What to do:
From the entries below, pull out each line where "frac" appears.

Given data:

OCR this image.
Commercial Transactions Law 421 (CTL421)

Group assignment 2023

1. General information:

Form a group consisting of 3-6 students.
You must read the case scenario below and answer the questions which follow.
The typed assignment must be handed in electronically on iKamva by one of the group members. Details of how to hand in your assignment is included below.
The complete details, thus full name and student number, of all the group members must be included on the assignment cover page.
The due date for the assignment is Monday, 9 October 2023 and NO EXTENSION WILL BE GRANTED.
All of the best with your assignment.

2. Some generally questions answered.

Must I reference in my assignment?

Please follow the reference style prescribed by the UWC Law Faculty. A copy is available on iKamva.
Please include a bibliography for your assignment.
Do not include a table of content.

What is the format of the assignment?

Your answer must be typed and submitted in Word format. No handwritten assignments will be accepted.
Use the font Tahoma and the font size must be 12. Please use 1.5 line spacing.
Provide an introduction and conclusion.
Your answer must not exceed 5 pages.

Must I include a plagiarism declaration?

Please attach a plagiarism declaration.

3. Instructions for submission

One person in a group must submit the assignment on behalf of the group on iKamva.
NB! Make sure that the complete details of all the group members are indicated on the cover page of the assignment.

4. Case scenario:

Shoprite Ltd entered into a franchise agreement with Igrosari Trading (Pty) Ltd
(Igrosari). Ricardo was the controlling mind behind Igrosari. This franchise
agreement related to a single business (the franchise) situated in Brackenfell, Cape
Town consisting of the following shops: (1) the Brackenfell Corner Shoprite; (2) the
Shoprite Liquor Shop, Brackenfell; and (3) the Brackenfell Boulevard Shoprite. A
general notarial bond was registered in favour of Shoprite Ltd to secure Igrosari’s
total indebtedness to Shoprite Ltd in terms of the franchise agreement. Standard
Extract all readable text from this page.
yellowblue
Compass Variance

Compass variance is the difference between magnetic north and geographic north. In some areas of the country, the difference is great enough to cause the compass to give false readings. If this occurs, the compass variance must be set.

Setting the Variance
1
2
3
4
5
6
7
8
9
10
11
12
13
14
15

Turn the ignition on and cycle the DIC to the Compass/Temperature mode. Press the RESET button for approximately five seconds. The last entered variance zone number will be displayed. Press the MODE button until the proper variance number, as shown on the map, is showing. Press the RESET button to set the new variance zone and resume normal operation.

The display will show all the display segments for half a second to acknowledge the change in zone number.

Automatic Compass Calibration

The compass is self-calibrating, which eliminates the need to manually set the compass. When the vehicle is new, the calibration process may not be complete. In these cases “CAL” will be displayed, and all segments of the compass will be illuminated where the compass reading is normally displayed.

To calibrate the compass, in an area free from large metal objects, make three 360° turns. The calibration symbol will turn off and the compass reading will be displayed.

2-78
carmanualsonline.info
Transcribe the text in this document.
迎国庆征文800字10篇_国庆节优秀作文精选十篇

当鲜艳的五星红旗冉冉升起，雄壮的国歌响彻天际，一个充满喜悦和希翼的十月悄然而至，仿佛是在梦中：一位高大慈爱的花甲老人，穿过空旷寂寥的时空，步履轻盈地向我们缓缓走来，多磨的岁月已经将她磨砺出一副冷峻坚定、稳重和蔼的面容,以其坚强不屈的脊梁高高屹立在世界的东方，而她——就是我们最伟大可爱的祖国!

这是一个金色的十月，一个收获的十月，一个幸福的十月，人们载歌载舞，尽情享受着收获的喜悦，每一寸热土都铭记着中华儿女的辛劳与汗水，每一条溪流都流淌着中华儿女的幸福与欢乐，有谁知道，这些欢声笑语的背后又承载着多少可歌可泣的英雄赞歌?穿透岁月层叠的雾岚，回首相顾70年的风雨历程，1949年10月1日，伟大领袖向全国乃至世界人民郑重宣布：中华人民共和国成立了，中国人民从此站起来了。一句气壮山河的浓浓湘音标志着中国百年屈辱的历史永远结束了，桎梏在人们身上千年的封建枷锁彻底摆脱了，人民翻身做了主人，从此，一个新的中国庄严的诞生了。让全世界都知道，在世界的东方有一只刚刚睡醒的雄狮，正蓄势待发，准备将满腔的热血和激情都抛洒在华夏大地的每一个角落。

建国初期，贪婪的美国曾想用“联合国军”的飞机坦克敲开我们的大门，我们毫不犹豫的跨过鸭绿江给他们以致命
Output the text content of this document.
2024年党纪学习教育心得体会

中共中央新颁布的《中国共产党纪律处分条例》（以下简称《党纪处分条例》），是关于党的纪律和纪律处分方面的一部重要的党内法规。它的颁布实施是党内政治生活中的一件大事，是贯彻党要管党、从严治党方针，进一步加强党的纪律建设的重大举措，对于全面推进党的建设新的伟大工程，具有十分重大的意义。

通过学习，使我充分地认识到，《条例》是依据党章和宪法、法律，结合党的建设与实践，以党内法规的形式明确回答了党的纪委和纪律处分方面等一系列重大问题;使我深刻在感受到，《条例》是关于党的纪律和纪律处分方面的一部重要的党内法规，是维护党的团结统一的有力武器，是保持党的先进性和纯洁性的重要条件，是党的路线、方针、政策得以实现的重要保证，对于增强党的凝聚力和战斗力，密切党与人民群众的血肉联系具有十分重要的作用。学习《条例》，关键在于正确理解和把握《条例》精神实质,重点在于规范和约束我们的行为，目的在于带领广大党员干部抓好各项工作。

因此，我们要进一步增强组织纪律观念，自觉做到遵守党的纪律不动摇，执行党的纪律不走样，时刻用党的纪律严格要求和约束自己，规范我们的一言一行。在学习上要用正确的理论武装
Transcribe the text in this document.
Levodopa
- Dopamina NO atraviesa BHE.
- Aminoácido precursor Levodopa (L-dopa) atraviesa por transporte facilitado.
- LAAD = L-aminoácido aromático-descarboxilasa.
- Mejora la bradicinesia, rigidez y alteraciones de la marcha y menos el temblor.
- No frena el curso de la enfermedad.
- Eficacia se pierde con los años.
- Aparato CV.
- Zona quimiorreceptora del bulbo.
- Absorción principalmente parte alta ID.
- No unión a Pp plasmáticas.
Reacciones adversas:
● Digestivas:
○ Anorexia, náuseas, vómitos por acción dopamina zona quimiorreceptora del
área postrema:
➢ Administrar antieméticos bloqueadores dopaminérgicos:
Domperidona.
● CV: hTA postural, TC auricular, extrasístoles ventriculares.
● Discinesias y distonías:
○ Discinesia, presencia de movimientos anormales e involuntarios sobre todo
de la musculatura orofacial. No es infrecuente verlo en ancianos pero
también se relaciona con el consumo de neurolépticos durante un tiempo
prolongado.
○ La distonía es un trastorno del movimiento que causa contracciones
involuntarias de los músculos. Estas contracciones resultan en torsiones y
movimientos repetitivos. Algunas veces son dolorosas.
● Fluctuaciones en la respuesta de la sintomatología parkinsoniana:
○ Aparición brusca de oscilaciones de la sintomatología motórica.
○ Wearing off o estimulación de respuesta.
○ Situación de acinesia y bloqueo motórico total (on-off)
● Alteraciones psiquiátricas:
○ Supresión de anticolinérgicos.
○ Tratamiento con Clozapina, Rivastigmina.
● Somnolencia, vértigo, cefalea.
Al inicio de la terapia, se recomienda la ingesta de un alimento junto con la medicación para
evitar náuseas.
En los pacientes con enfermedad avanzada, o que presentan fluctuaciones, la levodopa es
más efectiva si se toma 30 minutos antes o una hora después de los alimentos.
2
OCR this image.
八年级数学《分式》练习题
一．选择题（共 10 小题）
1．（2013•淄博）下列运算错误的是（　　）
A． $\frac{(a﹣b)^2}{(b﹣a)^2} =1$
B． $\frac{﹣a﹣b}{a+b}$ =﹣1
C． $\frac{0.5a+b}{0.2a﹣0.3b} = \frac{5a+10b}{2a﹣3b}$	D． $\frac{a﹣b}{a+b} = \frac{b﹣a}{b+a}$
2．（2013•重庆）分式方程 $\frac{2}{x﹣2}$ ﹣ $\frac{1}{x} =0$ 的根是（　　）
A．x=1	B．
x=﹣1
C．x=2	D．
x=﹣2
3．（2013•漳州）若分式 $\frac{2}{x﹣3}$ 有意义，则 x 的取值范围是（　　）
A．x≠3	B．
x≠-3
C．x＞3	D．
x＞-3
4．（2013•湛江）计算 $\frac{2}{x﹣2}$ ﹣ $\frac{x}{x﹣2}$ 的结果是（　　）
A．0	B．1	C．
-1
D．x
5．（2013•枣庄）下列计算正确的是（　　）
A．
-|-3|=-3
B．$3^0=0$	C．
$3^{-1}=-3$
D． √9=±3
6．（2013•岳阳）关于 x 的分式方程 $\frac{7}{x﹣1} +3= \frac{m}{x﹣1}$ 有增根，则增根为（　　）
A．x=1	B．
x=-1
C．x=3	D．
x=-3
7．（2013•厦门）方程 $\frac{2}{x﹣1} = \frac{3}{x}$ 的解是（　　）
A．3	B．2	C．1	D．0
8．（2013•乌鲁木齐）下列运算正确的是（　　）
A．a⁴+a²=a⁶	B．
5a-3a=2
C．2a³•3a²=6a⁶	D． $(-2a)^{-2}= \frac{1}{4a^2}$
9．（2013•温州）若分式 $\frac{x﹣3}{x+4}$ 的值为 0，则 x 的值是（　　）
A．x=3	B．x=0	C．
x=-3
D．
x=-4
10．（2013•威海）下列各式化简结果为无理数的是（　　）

Correct result:
A． $\frac{(a﹣b)^2}{(b﹣a)^2} =1$
B． $\frac{﹣a﹣b}{a+b}$ =﹣1
C． $\frac{0.5a+b}{0.2a﹣0.3b} = \frac{5a+10b}{2a﹣3b}$	D． $\frac{a﹣b}{a+b} = \frac{b﹣a}{b+a}$
2．（2013•重庆）分式方程 $\frac{2}{x﹣2}$ ﹣ $\frac{1}{x} =0$ 的根是（　　）
3．（2013•漳州）若分式 $\frac{2}{x﹣3}$ 有意义，则 x 的取值范围是（　　）
4．（2013•湛江）计算 $\frac{2}{x﹣2}$ ﹣ $\frac{x}{x﹣2}$ 的结果是（　　）
6．（2013•岳阳）关于 x 的分式方程 $\frac{7}{x﹣1} +3= \frac{m}{x﹣1}$ 有增根，则增根为（　　）
7．（2013•厦门）方程 $\frac{2}{x﹣1} = \frac{3}{x}$ 的解是（　　）
C．2a³•3a²=6a⁶	D． $(-2a)^{-2}= \frac{1}{4a^2}$
9．（2013•温州）若分式 $\frac{x﹣3}{x+4}$ 的值为 0，则 x 的值是（　　）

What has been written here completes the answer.